**Exercise prompt**
Count how many lines of the material below have the word "position" and give only the number.
— START OF Input records —
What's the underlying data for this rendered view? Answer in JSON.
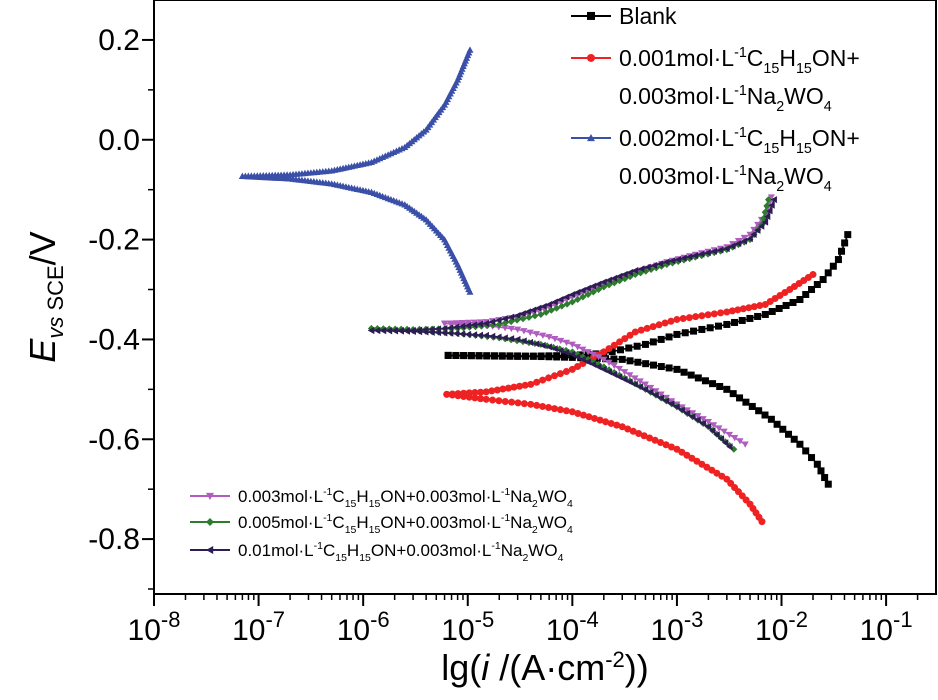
{
  "chart_data": {
    "type": "line",
    "title": "",
    "xlabel": "lg(i /(A·cm⁻²))",
    "ylabel": "E vs SCE/V",
    "xscale": "log",
    "xlim": [
      1e-08,
      0.3
    ],
    "ylim": [
      -0.91,
      0.28
    ],
    "x_ticks": [
      {
        "exp": "-8"
      },
      {
        "exp": "-7"
      },
      {
        "exp": "-6"
      },
      {
        "exp": "-5"
      },
      {
        "exp": "-4"
      },
      {
        "exp": "-3"
      },
      {
        "exp": "-2"
      },
      {
        "exp": "-1"
      }
    ],
    "y_ticks": [
      "0.2",
      "0.0",
      "-0.2",
      "-0.4",
      "-0.6",
      "-0.8"
    ],
    "y_tick_values": [
      0.2,
      0.0,
      -0.2,
      -0.4,
      -0.6,
      -0.8
    ],
    "legend_upper": {
      "position": "top-right",
      "entries": [
        {
          "series": 0,
          "lines": [
            {
              "parts": [
                {
                  "t": "Blank"
                }
              ]
            }
          ]
        },
        {
          "series": 1,
          "lines": [
            {
              "parts": [
                {
                  "t": "0.001mol·L"
                },
                {
                  "t": "-1",
                  "s": "sup"
                },
                {
                  "t": "C"
                },
                {
                  "t": "15",
                  "s": "sub"
                },
                {
                  "t": "H"
                },
                {
                  "t": "15",
                  "s": "sub"
                },
                {
                  "t": "ON+"
                }
              ]
            },
            {
              "parts": [
                {
                  "t": "0.003mol·L"
                },
                {
                  "t": "-1",
                  "s": "sup"
                },
                {
                  "t": "Na"
                },
                {
                  "t": "2",
                  "s": "sub"
                },
                {
                  "t": "WO"
                },
                {
                  "t": "4",
                  "s": "sub"
                }
              ]
            }
          ]
        },
        {
          "series": 2,
          "lines": [
            {
              "parts": [
                {
                  "t": "0.002mol·L"
                },
                {
                  "t": "-1",
                  "s": "sup"
                },
                {
                  "t": "C"
                },
                {
                  "t": "15",
                  "s": "sub"
                },
                {
                  "t": "H"
                },
                {
                  "t": "15",
                  "s": "sub"
                },
                {
                  "t": "ON+"
                }
              ]
            },
            {
              "parts": [
                {
                  "t": "0.003mol·L"
                },
                {
                  "t": "-1",
                  "s": "sup"
                },
                {
                  "t": "Na"
                },
                {
                  "t": "2",
                  "s": "sub"
                },
                {
                  "t": "WO"
                },
                {
                  "t": "4",
                  "s": "sub"
                }
              ]
            }
          ]
        }
      ]
    },
    "legend_lower": {
      "position": "bottom-left",
      "entries": [
        {
          "series": 3,
          "lines": [
            {
              "parts": [
                {
                  "t": "0.003mol·L"
                },
                {
                  "t": "-1",
                  "s": "sup"
                },
                {
                  "t": "C"
                },
                {
                  "t": "15",
                  "s": "sub"
                },
                {
                  "t": "H"
                },
                {
                  "t": "15",
                  "s": "sub"
                },
                {
                  "t": "ON+0.003mol·L"
                },
                {
                  "t": "-1",
                  "s": "sup"
                },
                {
                  "t": "Na"
                },
                {
                  "t": "2",
                  "s": "sub"
                },
                {
                  "t": "WO"
                },
                {
                  "t": "4",
                  "s": "sub"
                }
              ]
            }
          ]
        },
        {
          "series": 4,
          "lines": [
            {
              "parts": [
                {
                  "t": "0.005mol·L"
                },
                {
                  "t": "-1",
                  "s": "sup"
                },
                {
                  "t": "C"
                },
                {
                  "t": "15",
                  "s": "sub"
                },
                {
                  "t": "H"
                },
                {
                  "t": "15",
                  "s": "sub"
                },
                {
                  "t": "ON+0.003mol·L"
                },
                {
                  "t": "-1",
                  "s": "sup"
                },
                {
                  "t": "Na"
                },
                {
                  "t": "2",
                  "s": "sub"
                },
                {
                  "t": "WO"
                },
                {
                  "t": "4",
                  "s": "sub"
                }
              ]
            }
          ]
        },
        {
          "series": 5,
          "lines": [
            {
              "parts": [
                {
                  "t": "0.01mol·L"
                },
                {
                  "t": "-1",
                  "s": "sup"
                },
                {
                  "t": "C"
                },
                {
                  "t": "15",
                  "s": "sub"
                },
                {
                  "t": "H"
                },
                {
                  "t": "15",
                  "s": "sub"
                },
                {
                  "t": "ON+0.003mol·L"
                },
                {
                  "t": "-1",
                  "s": "sup"
                },
                {
                  "t": "Na"
                },
                {
                  "t": "2",
                  "s": "sub"
                },
                {
                  "t": "WO"
                },
                {
                  "t": "4",
                  "s": "sub"
                }
              ]
            }
          ]
        }
      ]
    },
    "series": [
      {
        "name": "Blank",
        "color": "#000000",
        "marker": "square",
        "density": 8,
        "anodic": {
          "Ecorr": -0.432,
          "icorr": 6.5e-06,
          "x": [
            6.5e-06,
            3e-05,
            0.0001,
            0.0002,
            0.0005,
            0.001,
            0.003,
            0.007,
            0.015,
            0.025,
            0.035,
            0.043
          ],
          "y": [
            -0.432,
            -0.434,
            -0.432,
            -0.428,
            -0.41,
            -0.39,
            -0.37,
            -0.35,
            -0.32,
            -0.28,
            -0.24,
            -0.19
          ]
        },
        "cathodic": {
          "x": [
            6.5e-06,
            3e-05,
            0.0001,
            0.0003,
            0.001,
            0.003,
            0.008,
            0.015,
            0.022,
            0.028
          ],
          "y": [
            -0.432,
            -0.433,
            -0.436,
            -0.44,
            -0.46,
            -0.5,
            -0.56,
            -0.61,
            -0.65,
            -0.69
          ]
        }
      },
      {
        "name": "0.001mol·L-1C15H15ON+0.003mol·L-1Na2WO4",
        "color": "#ee2222",
        "marker": "circle",
        "density": 6,
        "anodic": {
          "x": [
            6.3e-06,
            1.5e-05,
            4e-05,
            0.0001,
            0.0002,
            0.0004,
            0.001,
            0.003,
            0.007,
            0.012,
            0.02
          ],
          "y": [
            -0.51,
            -0.505,
            -0.49,
            -0.46,
            -0.425,
            -0.385,
            -0.36,
            -0.345,
            -0.33,
            -0.3,
            -0.27
          ]
        },
        "cathodic": {
          "x": [
            6.3e-06,
            1.5e-05,
            4e-05,
            0.0001,
            0.0003,
            0.001,
            0.003,
            0.005,
            0.0065
          ],
          "y": [
            -0.51,
            -0.52,
            -0.53,
            -0.545,
            -0.575,
            -0.62,
            -0.68,
            -0.73,
            -0.765
          ]
        }
      },
      {
        "name": "0.002mol·L-1C15H15ON+0.003mol·L-1Na2WO4",
        "color": "#3a4fa8",
        "marker": "triangle-up",
        "density": 3,
        "anodic": {
          "x": [
            7e-08,
            2e-07,
            5e-07,
            1.2e-06,
            2.5e-06,
            4e-06,
            6e-06,
            8e-06,
            1.05e-05
          ],
          "y": [
            -0.073,
            -0.07,
            -0.062,
            -0.045,
            -0.015,
            0.02,
            0.07,
            0.12,
            0.18
          ]
        },
        "cathodic": {
          "x": [
            7e-08,
            2e-07,
            5e-07,
            1.2e-06,
            2.5e-06,
            4e-06,
            6e-06,
            8e-06,
            1.05e-05
          ],
          "y": [
            -0.073,
            -0.078,
            -0.088,
            -0.105,
            -0.13,
            -0.16,
            -0.2,
            -0.25,
            -0.305
          ]
        }
      },
      {
        "name": "0.003mol·L-1C15H15ON+0.003mol·L-1Na2WO4",
        "color": "#b05cc0",
        "marker": "triangle-down",
        "density": 6,
        "anodic": {
          "x": [
            6e-06,
            1.5e-05,
            3e-05,
            6e-05,
            0.0001,
            0.0002,
            0.0004,
            0.0008,
            0.0015,
            0.003,
            0.005,
            0.007,
            0.008
          ],
          "y": [
            -0.368,
            -0.365,
            -0.355,
            -0.335,
            -0.315,
            -0.29,
            -0.265,
            -0.245,
            -0.23,
            -0.215,
            -0.19,
            -0.15,
            -0.115
          ]
        },
        "cathodic": {
          "x": [
            6e-06,
            1.5e-05,
            3e-05,
            6e-05,
            0.0001,
            0.0002,
            0.0005,
            0.001,
            0.002,
            0.0045
          ],
          "y": [
            -0.368,
            -0.372,
            -0.38,
            -0.395,
            -0.41,
            -0.44,
            -0.49,
            -0.53,
            -0.565,
            -0.61
          ]
        }
      },
      {
        "name": "0.005mol·L-1C15H15ON+0.003mol·L-1Na2WO4",
        "color": "#2e7d2e",
        "marker": "diamond",
        "density": 6,
        "anodic": {
          "x": [
            1.2e-06,
            3e-06,
            8e-06,
            2e-05,
            5e-05,
            0.0001,
            0.0002,
            0.0004,
            0.0008,
            0.0015,
            0.003,
            0.005,
            0.0065,
            0.0075
          ],
          "y": [
            -0.378,
            -0.38,
            -0.378,
            -0.37,
            -0.35,
            -0.325,
            -0.295,
            -0.27,
            -0.25,
            -0.235,
            -0.22,
            -0.2,
            -0.17,
            -0.12
          ]
        },
        "cathodic": {
          "x": [
            1.2e-06,
            3e-06,
            8e-06,
            2e-05,
            5e-05,
            0.0001,
            0.0002,
            0.0005,
            0.001,
            0.002,
            0.0035
          ],
          "y": [
            -0.378,
            -0.382,
            -0.388,
            -0.397,
            -0.41,
            -0.425,
            -0.455,
            -0.5,
            -0.535,
            -0.575,
            -0.62
          ]
        }
      },
      {
        "name": "0.01mol·L-1C15H15ON+0.003mol·L-1Na2WO4",
        "color": "#2d1d54",
        "marker": "triangle-left",
        "density": 6,
        "anodic": {
          "x": [
            1.2e-06,
            3e-06,
            6e-06,
            1.5e-05,
            3e-05,
            6e-05,
            0.0001,
            0.0002,
            0.0004,
            0.0008,
            0.0015,
            0.003,
            0.005,
            0.007,
            0.0085
          ],
          "y": [
            -0.382,
            -0.382,
            -0.378,
            -0.368,
            -0.352,
            -0.33,
            -0.31,
            -0.285,
            -0.262,
            -0.245,
            -0.232,
            -0.218,
            -0.198,
            -0.165,
            -0.12
          ]
        },
        "cathodic": {
          "x": [
            1.2e-06,
            3e-06,
            6e-06,
            1.5e-05,
            3e-05,
            6e-05,
            0.0001,
            0.0002,
            0.0005,
            0.001,
            0.002,
            0.0032
          ],
          "y": [
            -0.382,
            -0.384,
            -0.387,
            -0.392,
            -0.4,
            -0.415,
            -0.43,
            -0.46,
            -0.5,
            -0.535,
            -0.575,
            -0.615
          ]
        }
      }
    ]
  }
}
— END OF Input records —
**Final result**
2